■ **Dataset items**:
----------
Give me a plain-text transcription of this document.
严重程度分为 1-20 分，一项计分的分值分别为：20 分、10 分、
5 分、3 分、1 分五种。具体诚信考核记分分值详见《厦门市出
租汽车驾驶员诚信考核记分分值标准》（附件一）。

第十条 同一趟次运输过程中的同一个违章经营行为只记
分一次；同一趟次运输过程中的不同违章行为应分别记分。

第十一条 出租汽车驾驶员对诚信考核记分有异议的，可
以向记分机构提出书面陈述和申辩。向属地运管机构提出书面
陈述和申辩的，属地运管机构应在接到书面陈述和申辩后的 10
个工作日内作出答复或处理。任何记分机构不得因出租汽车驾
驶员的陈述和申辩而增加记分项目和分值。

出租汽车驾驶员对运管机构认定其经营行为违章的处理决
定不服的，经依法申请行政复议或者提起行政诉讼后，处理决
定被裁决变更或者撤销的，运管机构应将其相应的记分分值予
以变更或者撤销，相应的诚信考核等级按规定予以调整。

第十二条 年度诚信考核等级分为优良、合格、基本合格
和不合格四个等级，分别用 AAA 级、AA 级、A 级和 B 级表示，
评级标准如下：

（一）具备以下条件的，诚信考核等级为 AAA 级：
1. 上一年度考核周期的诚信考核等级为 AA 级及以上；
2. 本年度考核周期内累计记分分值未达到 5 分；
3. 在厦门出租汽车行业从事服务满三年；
----------
■ **Problem to solve**: Please restate the whole listing word for word.

■ **Result of the exercise**:
Give me a plain-text transcription of this document.
严重程度分为 1-20 分，一项计分的分值分别为：20 分、10 分、
5 分、3 分、1 分五种。具体诚信考核记分分值详见《厦门市出
租汽车驾驶员诚信考核记分分值标准》（附件一）。

第十条 同一趟次运输过程中的同一个违章经营行为只记
分一次；同一趟次运输过程中的不同违章行为应分别记分。

第十一条 出租汽车驾驶员对诚信考核记分有异议的，可
以向记分机构提出书面陈述和申辩。向属地运管机构提出书面
陈述和申辩的，属地运管机构应在接到书面陈述和申辩后的 10
个工作日内作出答复或处理。任何记分机构不得因出租汽车驾
驶员的陈述和申辩而增加记分项目和分值。

出租汽车驾驶员对运管机构认定其经营行为违章的处理决
定不服的，经依法申请行政复议或者提起行政诉讼后，处理决
定被裁决变更或者撤销的，运管机构应将其相应的记分分值予
以变更或者撤销，相应的诚信考核等级按规定予以调整。

第十二条 年度诚信考核等级分为优良、合格、基本合格
和不合格四个等级，分别用 AAA 级、AA 级、A 级和 B 级表示，
评级标准如下：

（一）具备以下条件的，诚信考核等级为 AAA 级：
1. 上一年度考核周期的诚信考核等级为 AA 级及以上；
2. 本年度考核周期内累计记分分值未达到 5 分；
3. 在厦门出租汽车行业从事服务满三年；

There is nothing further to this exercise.